== ЦИТИРУЕМЫЙ ТЕКСТ ==
====

Итак, художественное переживание в кино складывается из двух одновременных и неразделимых тенденций: предельной верности действительности и предельной же свободы по отношению к действительности.
«Воображаемое пространство»
В начале 1920-х годов режиссер и теоретик кино Лев Владимирович Кулешов произвел несколько экспериментов, сделавшихся в дальнейшем классическими. Он смонтировал одно и то же киноизображение, дававшее крупным планом лицо известного актера немого кино Мозжухина, с различными кадрами: тарелкой супа, играющим ребенком, женщиной в гробу. Несмотря на то что фотография лица во всех случаях была одна и та же, у зрителей создавалась отчетливая иллюзия мимики актера: лицо Мозжухина менялось, выражая оттенки различных психологических переживаний. К смыслу этого эксперимента, вошедшего в теорию кинематографического монтажа как хрестоматийный пример, мы вернемся в дальнейшем. Сейчас нас привлекает другая серия экспериментов Кулешова. Сохранилась запись участницы эксперимента актрисы А. С. Хохловой: «В начале эпизода Оболенский[4] шел по улице в Москве, по Петровке, у нынешнего Центрального универмага. В другом кадре по направлению, встречному к Оболенскому, шла я по набережной Москвы-реки.

====

== ДАННЫЕ НАБОРА ==
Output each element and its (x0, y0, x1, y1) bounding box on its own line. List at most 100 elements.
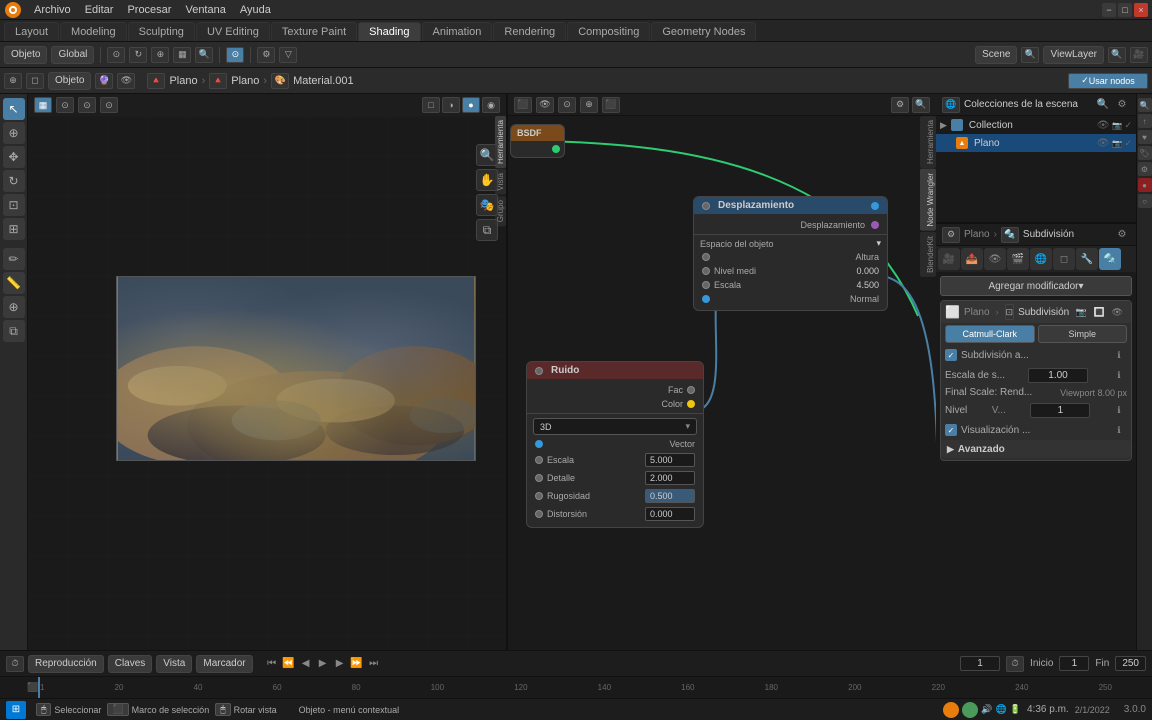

====

== СУТЬ ЗАДАНИЯ ==
С какими кадрами, согласно отрывку о кино, Кулешов смонтировал крупный план лица Мозжухина?

== ОТВЕТ ==
С тарелкой супа, играющим ребенком и женщиной в гробу.